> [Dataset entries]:
________________________
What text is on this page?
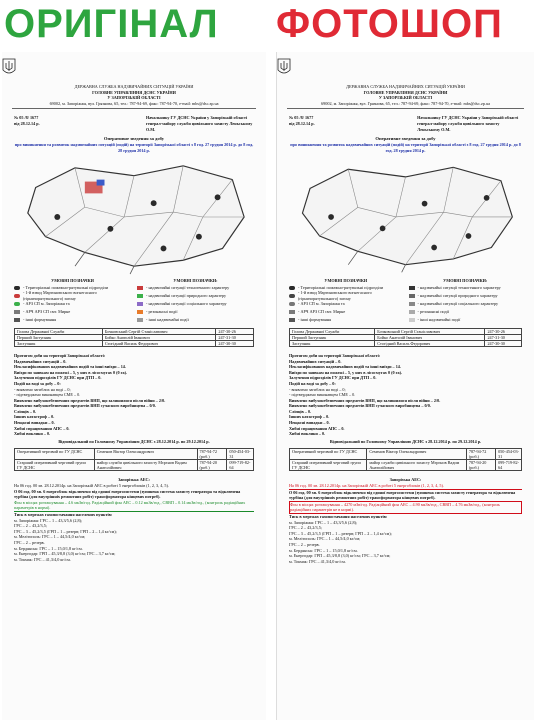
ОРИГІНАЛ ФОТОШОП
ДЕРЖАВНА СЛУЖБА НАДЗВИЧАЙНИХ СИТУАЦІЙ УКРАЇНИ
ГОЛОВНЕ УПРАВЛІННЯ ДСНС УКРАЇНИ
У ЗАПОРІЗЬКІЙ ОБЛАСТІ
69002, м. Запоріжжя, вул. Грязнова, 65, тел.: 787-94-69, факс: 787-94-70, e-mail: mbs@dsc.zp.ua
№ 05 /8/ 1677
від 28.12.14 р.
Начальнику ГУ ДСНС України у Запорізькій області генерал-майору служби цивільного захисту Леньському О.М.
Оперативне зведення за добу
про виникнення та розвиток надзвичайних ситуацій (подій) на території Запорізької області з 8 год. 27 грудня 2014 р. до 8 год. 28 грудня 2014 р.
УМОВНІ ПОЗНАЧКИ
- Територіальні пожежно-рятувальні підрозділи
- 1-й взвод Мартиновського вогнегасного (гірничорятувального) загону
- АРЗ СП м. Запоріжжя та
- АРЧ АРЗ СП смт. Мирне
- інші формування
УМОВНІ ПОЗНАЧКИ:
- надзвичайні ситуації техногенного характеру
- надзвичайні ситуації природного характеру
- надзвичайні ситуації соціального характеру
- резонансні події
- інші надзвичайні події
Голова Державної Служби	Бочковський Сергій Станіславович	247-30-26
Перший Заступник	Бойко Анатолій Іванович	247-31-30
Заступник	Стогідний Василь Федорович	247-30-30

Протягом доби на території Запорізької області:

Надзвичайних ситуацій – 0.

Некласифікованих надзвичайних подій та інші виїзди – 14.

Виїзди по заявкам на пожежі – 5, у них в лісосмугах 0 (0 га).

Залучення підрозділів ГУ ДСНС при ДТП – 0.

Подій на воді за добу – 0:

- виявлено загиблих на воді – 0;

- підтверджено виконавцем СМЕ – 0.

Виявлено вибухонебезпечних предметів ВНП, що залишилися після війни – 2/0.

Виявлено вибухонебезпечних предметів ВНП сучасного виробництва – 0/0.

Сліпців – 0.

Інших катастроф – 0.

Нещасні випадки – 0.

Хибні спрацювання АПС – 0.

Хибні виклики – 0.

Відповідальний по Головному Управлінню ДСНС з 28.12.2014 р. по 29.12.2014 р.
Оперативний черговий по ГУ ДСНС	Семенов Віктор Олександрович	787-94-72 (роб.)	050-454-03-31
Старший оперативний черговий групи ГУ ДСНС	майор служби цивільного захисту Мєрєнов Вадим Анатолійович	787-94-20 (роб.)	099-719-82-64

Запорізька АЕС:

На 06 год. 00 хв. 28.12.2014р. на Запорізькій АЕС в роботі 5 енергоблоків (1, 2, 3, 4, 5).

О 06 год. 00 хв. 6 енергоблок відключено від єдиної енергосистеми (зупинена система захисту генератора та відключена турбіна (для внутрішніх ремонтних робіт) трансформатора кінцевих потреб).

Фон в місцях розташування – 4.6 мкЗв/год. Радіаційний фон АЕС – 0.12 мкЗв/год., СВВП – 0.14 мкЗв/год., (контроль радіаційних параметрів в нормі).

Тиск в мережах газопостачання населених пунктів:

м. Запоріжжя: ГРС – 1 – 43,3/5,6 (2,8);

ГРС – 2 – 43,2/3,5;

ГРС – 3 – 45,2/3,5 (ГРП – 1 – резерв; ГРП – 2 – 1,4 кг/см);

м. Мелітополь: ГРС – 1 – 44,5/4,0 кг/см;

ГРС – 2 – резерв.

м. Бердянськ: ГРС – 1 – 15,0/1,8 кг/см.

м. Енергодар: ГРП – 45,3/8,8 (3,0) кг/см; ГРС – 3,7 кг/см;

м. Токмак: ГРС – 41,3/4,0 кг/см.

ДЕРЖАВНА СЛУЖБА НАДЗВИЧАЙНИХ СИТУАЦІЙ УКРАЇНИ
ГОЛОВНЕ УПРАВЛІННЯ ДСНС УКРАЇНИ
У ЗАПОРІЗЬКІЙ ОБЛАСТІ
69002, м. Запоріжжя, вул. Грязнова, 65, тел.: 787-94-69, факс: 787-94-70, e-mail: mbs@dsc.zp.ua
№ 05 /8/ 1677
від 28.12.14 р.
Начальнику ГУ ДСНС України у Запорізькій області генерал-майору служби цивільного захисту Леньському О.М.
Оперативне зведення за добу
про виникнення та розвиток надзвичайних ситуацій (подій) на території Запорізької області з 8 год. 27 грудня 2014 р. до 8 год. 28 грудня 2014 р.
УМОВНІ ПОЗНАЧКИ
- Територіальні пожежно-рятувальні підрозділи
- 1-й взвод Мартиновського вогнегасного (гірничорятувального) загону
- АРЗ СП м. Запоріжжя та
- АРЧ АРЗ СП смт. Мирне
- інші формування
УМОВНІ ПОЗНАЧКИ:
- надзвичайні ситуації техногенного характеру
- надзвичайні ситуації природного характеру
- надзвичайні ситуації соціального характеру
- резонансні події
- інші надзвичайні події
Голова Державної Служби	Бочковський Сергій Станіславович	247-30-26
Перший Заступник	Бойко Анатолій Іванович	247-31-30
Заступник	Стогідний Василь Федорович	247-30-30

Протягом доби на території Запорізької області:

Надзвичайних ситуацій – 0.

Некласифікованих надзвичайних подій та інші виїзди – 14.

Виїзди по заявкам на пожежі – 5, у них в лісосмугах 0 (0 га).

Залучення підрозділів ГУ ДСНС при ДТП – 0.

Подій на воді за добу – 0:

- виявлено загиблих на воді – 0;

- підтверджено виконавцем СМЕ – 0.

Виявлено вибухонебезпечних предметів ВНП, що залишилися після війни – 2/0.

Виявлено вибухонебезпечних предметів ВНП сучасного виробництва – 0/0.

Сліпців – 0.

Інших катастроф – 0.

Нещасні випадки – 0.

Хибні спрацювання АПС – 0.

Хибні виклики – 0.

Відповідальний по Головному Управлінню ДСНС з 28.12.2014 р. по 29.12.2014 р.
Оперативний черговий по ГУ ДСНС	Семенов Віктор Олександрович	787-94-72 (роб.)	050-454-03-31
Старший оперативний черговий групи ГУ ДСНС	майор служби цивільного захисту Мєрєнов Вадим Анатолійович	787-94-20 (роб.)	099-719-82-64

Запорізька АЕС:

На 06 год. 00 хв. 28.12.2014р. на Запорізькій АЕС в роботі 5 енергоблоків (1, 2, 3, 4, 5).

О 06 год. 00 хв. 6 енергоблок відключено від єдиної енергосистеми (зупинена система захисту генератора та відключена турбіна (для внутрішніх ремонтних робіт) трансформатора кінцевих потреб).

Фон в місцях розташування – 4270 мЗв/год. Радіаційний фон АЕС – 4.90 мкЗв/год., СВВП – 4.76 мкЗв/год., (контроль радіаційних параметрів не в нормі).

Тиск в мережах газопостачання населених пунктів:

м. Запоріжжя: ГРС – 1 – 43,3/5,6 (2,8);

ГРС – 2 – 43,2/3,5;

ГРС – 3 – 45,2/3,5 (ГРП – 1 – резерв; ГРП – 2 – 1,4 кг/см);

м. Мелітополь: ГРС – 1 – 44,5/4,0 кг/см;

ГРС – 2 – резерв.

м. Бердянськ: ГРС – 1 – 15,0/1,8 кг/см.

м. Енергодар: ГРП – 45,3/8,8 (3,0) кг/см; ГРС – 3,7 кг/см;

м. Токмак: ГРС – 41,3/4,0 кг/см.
________________________
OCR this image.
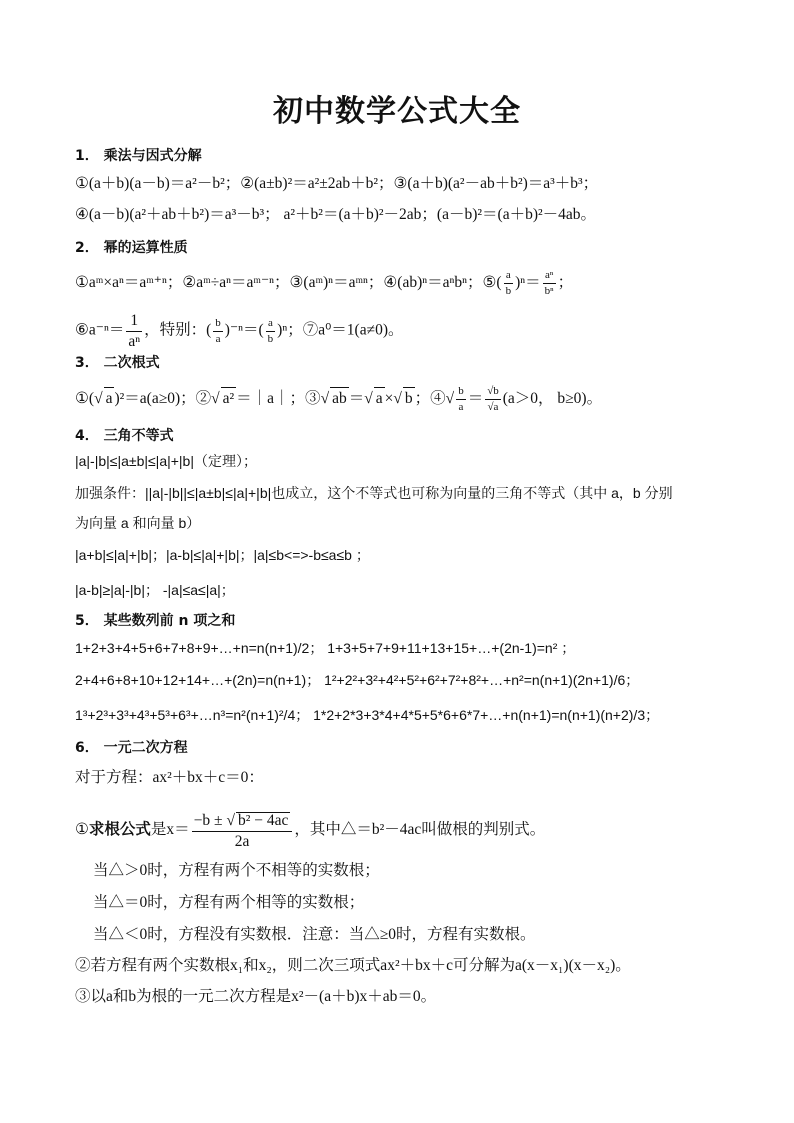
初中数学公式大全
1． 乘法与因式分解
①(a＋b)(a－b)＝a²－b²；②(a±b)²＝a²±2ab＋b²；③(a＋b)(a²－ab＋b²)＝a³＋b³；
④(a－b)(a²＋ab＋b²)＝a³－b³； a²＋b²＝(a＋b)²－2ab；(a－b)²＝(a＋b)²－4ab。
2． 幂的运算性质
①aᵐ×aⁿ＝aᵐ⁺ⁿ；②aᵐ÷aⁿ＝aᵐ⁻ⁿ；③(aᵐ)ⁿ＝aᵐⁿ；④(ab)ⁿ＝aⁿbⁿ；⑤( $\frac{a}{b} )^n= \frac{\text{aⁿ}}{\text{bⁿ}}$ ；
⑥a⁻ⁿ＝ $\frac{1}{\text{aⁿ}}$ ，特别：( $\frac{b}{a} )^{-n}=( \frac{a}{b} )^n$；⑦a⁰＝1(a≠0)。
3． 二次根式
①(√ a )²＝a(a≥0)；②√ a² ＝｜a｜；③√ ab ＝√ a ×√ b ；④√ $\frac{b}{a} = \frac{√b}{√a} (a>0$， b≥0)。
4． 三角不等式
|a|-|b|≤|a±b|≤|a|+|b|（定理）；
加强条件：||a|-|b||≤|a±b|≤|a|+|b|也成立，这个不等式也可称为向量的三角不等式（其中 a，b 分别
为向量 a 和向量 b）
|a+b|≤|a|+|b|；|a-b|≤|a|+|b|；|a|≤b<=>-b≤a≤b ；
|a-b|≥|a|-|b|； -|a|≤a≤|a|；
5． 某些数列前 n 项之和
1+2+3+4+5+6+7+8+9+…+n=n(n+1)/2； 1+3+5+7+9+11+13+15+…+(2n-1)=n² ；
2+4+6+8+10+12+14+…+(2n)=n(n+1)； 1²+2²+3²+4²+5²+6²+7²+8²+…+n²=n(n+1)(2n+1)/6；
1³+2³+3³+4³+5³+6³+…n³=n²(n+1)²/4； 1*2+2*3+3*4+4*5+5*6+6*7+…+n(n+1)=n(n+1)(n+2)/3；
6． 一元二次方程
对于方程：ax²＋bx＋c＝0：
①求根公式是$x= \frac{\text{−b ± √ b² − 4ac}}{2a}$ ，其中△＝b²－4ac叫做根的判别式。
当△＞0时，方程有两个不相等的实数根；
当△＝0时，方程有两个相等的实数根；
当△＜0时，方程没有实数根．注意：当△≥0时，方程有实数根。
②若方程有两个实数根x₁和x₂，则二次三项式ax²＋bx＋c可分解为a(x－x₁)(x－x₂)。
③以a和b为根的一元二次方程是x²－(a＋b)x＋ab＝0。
________________________
> [Exercise aim]: Each line in the data that holds the string "СВВП" should be found and copied.

> [Answer]:
Фон в місцях розташування – 4.6 мкЗв/год. Радіаційний фон АЕС – 0.12 мкЗв/год., СВВП – 0.14 мкЗв/год., (контроль радіаційних параметрів в нормі).
Фон в місцях розташування – 4270 мЗв/год. Радіаційний фон АЕС – 4.90 мкЗв/год., СВВП – 4.76 мкЗв/год., (контроль радіаційних параметрів не в нормі).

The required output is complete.